(Document section)
Studio album by Elvin Jones & Richard Davis
- Released: May 1968
- Recorded: June 19–20, 1967
- Genre: Jazz
- Length: 41:21
- Label: Impulse!
- Producer: Bob Thiele

Elvin Jones chronology
| Midnight Walk (1966) | Heavy Sounds (1968) | Live at the Village Vanguard (1968) |

Richard Davis chronology
|  | Heavy Sounds (1967) | Muses for Richard Davis (1969) |

= Heavy Sounds =

Heavy Sounds is an album by American jazz drummer Elvin Jones and bassist Richard Davis, recorded in 1967 and released on the Impulse! label.

== Background ==
Heavy Sounds was originally intended to be a trio date, with Jones, Davis, and guitarist Larry Coryell. However, Coryell did not appear, and producer Bob Thiele suggested that Jones and Davis play something together in his absence. The result was a 11½ minute duet version of "Summertime". Davis recalled: "No discussion, no editing, no plan, I just started playing the melody, and there he was... and I just thought there was some very brotherly thing about that particular piece."

Thiele then suggested that the two musicians return to the studio the following day, and Jones invited saxophonist Frank Foster and pianist Billy Greene to join them. Together, they recorded a standard ("Here's That Rainy Day"), a tune by Greene ("M.E."), and two by Foster ("Raunchy Rita" and "Shiny Stockings"), as well as a version of "Take the 'A' Train" that was subsequently lost. An additional track, titled "Elvin's Guitar Blues" was also recorded, with Jones on acoustic guitar. He explained: "I'm not a real guitarist, but it's something that I love... It was one of these old blues tunes — something an old man, his name was Red, taught me when I was a kid... I've always liked to play that because it was one of the first pieces I learned how to play. And I like to listen to these old guitar players: Muddy Waters, John Lee Hooker..."

(Task list)
1. Answer these questions from the Heavy Sounds text:
(a) Who produced the album?
(b) Which guitarist failed to show up for the planned trio date?
(c) What instrument did Jones play on "Elvin's Guitar Blues"?
2. Copy the Heavy Sounds text from "Elvin Jones chronology" to "the Impulse! label.", renaming "drummer" as "percussionist".
3. For each statement, say yes or no based on the Heavy Sounds text, and quote the words that settle it:
(a) The album was recorded in June 1967.
(b) Frank Foster played piano at the second session.
(c) The version of "Take the 'A' Train" from the sessions was kept.
The listing plays no part in any of this.

(Source data)
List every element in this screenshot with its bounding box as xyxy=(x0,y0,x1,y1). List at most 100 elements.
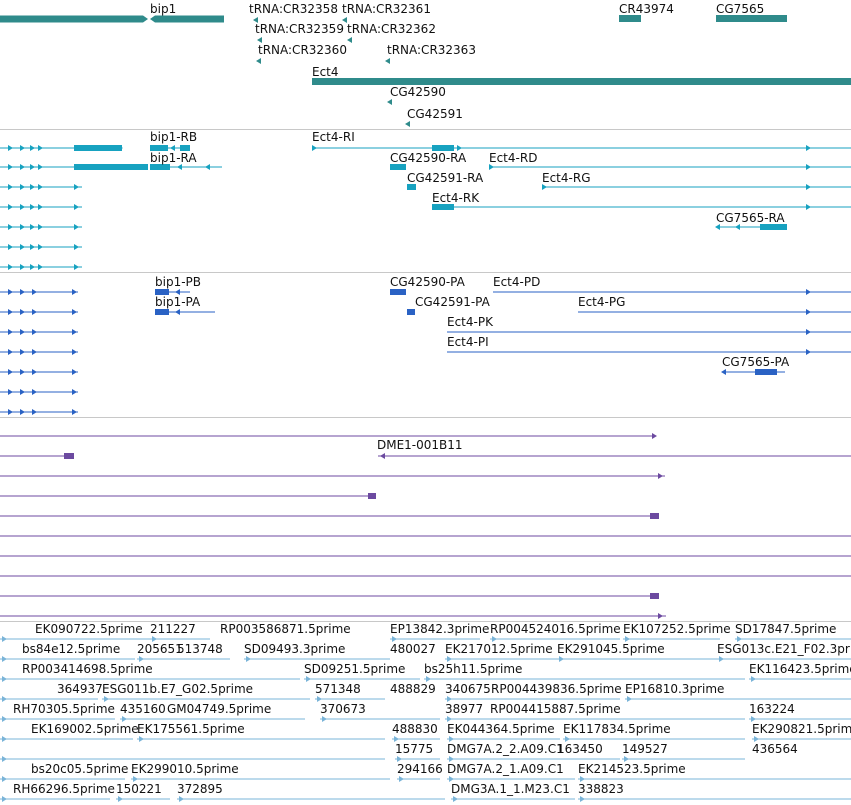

(Exercise answers)
1.
(a) Bob Thiele
(b) Larry Coryell
(c) Acoustic guitar

2.
Elvin Jones chronology
| Midnight Walk (1966) | Heavy Sounds (1968) | Live at the Village Vanguard (1968) |

Richard Davis chronology
|  | Heavy Sounds (1967) | Muses for Richard Davis (1969) |

= Heavy Sounds =

Heavy Sounds is an album by American jazz percussionist Elvin Jones and bassist Richard Davis, recorded in 1967 and released on the Impulse! label.

3.
(a) Yes: "Recorded: June 19–20, 1967"
(b) No: "saxophonist Frank Foster and pianist Billy Greene"
(c) No: "a version of "Take the 'A' Train" that was subsequently lost"